### Short exercise
For the records below, say how many lines contain the string "ylabel". Give the number only.

↓

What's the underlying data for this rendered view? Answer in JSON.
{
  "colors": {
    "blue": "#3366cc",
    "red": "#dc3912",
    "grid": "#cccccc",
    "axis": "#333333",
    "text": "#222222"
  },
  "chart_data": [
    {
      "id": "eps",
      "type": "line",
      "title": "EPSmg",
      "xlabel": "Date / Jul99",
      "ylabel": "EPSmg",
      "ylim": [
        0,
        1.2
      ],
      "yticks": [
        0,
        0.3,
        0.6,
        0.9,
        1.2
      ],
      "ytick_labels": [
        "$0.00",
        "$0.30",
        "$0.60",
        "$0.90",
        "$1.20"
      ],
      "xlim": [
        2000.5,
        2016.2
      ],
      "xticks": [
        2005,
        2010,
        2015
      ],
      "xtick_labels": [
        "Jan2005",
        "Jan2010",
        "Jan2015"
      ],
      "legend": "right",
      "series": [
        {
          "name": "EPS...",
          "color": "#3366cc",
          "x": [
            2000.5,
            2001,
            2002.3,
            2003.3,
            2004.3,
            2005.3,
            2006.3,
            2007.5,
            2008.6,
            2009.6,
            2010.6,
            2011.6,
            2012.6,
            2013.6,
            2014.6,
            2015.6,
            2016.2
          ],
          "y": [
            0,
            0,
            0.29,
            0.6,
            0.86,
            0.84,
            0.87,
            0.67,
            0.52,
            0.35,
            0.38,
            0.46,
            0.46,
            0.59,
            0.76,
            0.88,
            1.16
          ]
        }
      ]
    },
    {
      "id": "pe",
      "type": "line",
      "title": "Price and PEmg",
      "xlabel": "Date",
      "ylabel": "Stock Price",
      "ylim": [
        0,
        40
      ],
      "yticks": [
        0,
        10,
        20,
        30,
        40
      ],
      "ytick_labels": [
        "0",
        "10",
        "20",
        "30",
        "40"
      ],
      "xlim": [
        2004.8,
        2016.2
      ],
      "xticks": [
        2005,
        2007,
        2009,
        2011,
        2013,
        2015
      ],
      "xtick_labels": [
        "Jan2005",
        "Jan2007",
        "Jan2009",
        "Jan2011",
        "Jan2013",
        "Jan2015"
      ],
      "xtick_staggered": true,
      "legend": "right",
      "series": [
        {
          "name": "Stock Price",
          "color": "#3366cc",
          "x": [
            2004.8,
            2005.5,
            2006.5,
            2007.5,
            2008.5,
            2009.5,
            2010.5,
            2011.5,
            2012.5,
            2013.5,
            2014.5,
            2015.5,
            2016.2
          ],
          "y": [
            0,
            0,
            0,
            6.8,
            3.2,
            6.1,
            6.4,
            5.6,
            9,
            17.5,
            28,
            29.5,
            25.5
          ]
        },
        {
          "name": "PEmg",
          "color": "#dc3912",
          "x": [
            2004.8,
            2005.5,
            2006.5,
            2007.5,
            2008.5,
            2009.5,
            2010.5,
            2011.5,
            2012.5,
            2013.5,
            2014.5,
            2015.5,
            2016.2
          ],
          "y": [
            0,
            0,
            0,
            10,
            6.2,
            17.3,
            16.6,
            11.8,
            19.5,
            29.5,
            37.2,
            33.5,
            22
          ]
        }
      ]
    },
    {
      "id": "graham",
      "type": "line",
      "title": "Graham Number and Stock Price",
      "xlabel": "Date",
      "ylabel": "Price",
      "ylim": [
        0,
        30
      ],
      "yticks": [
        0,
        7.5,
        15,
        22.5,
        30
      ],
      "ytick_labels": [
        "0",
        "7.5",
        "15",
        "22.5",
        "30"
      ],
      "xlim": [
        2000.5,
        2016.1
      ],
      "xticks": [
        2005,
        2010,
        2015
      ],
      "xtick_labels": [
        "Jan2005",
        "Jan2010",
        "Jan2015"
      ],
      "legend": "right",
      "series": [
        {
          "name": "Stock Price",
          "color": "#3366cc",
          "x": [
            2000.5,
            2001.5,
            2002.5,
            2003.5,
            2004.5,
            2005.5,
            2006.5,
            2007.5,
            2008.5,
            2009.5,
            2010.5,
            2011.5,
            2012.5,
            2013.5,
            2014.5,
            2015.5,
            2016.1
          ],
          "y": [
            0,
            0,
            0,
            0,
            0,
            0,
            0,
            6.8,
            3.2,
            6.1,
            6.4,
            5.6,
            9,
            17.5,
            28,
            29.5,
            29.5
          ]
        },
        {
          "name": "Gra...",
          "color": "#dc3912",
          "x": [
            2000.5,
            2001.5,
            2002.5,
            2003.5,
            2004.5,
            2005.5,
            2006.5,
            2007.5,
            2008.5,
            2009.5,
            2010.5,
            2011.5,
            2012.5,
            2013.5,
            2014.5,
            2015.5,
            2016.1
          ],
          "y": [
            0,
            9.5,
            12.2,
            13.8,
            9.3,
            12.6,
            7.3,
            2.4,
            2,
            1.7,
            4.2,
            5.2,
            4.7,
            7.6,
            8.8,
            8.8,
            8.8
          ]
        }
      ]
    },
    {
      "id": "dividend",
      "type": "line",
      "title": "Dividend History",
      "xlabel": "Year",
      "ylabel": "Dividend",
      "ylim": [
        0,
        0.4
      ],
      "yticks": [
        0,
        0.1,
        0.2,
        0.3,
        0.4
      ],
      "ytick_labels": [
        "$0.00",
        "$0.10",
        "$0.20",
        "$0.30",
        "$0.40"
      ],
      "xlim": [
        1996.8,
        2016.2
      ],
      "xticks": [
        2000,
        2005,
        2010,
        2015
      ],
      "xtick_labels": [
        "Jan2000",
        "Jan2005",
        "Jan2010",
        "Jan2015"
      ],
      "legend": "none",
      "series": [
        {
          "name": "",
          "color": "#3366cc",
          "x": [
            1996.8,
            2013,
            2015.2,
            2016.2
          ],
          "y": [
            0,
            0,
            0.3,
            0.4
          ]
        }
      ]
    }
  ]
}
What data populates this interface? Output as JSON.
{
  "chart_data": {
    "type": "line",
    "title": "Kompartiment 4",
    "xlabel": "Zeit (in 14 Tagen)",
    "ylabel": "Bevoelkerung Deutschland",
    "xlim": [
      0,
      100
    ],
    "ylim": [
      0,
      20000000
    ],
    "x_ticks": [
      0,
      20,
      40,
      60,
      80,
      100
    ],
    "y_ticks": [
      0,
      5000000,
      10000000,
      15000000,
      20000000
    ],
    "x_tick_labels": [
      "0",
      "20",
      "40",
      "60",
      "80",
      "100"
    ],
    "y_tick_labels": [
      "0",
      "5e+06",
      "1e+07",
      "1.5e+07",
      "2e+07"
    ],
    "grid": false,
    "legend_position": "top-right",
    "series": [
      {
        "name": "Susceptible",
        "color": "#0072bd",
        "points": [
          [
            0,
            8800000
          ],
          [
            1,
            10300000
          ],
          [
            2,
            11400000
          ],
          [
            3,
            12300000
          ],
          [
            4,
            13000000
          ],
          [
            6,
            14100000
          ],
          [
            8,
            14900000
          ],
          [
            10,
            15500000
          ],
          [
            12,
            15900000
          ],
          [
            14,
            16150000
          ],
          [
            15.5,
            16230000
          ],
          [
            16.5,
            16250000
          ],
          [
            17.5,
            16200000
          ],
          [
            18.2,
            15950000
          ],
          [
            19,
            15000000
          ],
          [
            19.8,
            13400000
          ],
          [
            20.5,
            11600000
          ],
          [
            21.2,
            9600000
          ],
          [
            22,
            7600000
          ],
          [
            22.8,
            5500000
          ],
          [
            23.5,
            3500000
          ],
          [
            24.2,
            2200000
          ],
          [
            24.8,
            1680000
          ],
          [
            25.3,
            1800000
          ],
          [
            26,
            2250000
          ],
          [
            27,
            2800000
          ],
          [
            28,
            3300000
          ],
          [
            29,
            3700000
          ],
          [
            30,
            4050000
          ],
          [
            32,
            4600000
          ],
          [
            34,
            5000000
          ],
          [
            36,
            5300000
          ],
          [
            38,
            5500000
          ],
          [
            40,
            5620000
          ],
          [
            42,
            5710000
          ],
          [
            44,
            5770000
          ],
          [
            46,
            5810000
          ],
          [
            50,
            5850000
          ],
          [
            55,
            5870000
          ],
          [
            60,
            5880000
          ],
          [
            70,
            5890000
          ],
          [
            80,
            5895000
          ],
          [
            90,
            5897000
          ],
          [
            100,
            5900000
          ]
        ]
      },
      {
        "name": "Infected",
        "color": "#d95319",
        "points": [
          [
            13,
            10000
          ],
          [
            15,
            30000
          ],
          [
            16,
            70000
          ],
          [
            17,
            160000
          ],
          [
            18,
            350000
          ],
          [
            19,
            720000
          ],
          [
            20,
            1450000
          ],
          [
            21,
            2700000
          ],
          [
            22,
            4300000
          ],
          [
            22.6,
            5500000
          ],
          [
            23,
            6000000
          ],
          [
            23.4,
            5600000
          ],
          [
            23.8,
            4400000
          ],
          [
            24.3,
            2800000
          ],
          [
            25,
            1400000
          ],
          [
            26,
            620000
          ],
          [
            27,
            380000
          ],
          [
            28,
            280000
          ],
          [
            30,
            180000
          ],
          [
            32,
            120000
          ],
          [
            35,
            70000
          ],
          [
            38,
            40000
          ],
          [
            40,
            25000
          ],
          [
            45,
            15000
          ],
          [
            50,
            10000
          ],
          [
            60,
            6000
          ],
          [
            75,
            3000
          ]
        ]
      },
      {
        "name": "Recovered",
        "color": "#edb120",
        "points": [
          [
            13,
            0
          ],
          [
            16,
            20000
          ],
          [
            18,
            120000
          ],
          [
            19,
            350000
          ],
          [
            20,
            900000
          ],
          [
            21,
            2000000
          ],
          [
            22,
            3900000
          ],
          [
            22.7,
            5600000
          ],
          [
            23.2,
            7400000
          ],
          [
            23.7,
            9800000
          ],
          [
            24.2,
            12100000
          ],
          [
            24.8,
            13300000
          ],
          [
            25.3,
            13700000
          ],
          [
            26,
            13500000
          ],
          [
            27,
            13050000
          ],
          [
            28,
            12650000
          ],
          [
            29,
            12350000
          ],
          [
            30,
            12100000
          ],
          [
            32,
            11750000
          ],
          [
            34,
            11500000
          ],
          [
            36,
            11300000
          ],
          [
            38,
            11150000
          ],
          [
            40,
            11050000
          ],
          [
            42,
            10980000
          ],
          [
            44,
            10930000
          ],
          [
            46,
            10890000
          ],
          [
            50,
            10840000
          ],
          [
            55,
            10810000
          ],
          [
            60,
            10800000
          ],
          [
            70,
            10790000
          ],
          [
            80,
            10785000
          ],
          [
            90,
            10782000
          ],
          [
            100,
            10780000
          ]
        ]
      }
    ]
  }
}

↑

### The reply
5